[Passage shown — start]
As investors try to navigate an extended bull market environment, many should consider smart beta exchange traded fund strategies to potentially improve portfolio diversification and enhance returns.

“We believe investing through a lens of equity style factors –broad, persistent characteristics driving returns –can potentially help investors increase diversification and enhance returns relative to broad market exposure,” Kate Moore, Chief Equity Strategist at BlackRock Investment Institute, and Andrew Ang, Head of BlackRock’s Factor-based Strategies Group, said in a research note.

The two strategists argued that investors should focus on a diversified multifactor portfolio.

“We advocate ’tilting’, or adjusting exposure to various factors in a diversified multifactor portfolio. We believe economic regime is the biggest driver of equity style factor performance, although combining this with other indicators such as relative strength, valuation and dispersion can potentially produce better results,” the BlackRock strategists said.
[Passage shown — finish]
[Data records — start]
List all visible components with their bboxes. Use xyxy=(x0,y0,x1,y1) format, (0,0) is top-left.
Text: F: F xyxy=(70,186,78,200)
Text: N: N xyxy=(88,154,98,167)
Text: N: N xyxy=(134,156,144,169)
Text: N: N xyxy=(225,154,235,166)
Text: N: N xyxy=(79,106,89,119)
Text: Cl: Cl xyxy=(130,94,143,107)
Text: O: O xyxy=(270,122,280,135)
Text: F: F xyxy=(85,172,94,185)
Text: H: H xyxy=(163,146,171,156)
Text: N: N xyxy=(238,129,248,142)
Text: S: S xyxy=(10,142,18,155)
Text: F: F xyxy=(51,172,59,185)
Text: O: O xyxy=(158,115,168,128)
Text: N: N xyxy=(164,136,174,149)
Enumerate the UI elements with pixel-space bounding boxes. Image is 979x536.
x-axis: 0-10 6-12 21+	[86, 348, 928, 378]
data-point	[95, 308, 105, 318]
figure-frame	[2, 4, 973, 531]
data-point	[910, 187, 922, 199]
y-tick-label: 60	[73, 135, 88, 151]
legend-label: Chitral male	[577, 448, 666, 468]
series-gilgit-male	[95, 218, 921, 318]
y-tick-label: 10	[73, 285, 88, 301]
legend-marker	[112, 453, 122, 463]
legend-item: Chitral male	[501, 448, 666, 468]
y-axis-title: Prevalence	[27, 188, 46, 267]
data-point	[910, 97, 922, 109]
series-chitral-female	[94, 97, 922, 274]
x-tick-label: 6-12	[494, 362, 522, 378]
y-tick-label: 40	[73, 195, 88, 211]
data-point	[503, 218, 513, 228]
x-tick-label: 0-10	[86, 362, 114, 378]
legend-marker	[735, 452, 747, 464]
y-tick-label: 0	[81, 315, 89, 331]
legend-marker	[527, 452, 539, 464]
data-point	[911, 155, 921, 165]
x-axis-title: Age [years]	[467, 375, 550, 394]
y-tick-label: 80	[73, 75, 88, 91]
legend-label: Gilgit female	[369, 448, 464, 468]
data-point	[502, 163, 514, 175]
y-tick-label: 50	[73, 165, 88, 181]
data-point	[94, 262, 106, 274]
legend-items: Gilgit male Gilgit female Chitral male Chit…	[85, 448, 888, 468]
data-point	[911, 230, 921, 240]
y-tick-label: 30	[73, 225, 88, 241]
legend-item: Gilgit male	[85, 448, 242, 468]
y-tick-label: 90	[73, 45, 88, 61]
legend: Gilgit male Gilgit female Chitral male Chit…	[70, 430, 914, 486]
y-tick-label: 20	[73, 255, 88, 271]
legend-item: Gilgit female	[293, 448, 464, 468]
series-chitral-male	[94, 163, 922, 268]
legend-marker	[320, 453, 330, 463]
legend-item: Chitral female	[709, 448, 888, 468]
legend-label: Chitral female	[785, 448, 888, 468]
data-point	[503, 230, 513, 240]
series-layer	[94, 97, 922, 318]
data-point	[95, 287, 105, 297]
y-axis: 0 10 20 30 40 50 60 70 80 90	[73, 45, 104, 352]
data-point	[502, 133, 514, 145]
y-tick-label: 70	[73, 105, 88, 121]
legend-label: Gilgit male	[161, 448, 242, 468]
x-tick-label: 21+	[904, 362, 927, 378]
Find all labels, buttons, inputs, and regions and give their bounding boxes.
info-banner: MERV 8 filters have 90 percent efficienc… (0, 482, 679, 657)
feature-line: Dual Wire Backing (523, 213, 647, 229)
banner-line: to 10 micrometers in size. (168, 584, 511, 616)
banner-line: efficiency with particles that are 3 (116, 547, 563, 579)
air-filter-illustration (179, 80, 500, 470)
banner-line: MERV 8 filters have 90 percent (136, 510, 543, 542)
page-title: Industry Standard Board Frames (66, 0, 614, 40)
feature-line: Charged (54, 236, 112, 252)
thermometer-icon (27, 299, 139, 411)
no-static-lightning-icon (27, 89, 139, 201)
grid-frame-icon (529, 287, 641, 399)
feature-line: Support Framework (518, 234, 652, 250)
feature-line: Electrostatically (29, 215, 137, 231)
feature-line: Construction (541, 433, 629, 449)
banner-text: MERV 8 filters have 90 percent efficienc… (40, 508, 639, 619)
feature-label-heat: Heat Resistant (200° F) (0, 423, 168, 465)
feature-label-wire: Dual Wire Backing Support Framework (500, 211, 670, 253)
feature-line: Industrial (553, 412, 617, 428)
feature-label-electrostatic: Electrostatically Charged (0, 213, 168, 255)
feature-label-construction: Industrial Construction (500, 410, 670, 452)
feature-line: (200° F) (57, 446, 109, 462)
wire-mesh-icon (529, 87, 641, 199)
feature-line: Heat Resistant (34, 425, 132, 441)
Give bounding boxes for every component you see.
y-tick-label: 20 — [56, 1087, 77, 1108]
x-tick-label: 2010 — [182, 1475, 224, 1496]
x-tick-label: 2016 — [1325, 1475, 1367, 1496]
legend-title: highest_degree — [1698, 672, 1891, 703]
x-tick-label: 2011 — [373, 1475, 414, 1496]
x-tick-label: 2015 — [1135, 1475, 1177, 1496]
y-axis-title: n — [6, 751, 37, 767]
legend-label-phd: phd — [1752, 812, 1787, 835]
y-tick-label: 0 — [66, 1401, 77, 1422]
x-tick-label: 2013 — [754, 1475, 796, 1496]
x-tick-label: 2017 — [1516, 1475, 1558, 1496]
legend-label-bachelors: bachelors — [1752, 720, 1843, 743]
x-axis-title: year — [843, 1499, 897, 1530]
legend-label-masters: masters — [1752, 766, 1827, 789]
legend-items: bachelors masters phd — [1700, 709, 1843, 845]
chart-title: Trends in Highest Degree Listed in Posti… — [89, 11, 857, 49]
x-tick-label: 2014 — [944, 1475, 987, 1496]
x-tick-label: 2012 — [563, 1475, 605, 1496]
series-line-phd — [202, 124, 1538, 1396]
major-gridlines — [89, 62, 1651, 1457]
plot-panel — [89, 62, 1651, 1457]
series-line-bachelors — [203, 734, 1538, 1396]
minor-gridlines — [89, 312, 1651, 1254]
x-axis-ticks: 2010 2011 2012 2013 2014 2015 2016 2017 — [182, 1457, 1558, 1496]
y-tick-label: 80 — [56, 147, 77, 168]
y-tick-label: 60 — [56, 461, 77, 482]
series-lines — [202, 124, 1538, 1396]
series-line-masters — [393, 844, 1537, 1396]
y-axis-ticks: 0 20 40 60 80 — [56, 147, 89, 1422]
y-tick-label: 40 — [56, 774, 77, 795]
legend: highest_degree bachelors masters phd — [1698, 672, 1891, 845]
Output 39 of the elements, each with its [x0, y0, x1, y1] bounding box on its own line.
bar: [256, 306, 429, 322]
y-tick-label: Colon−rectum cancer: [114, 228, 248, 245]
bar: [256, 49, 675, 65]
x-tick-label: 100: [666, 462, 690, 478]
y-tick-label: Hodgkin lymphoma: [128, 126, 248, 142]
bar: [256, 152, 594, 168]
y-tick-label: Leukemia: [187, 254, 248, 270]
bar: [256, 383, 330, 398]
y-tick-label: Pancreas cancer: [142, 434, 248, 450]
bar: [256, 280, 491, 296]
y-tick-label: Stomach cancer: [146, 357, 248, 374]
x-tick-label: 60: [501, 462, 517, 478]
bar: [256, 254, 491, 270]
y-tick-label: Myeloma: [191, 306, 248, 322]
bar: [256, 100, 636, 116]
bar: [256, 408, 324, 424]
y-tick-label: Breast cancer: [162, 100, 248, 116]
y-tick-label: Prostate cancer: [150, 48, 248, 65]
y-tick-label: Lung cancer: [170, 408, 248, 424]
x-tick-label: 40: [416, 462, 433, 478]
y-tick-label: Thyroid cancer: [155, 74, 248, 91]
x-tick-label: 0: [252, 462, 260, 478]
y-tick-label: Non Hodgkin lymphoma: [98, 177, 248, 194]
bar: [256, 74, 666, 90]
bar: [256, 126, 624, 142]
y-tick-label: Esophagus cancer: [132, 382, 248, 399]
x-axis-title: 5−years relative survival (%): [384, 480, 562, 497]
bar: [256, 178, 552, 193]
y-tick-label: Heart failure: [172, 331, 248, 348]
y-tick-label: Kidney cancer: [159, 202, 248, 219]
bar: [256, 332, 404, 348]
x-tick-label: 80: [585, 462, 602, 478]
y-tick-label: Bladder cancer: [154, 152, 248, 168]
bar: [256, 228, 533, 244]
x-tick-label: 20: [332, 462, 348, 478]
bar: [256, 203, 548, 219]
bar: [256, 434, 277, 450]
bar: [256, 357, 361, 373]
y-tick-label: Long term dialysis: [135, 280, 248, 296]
[Data records — finish]
▸ To do
List the indicators that, according to the BlackRock strategists in the passage about smart beta strategies, can be combined with economic regime to potentially produce better results.

▸ Solution to the problem
Relative strength, valuation, and dispersion.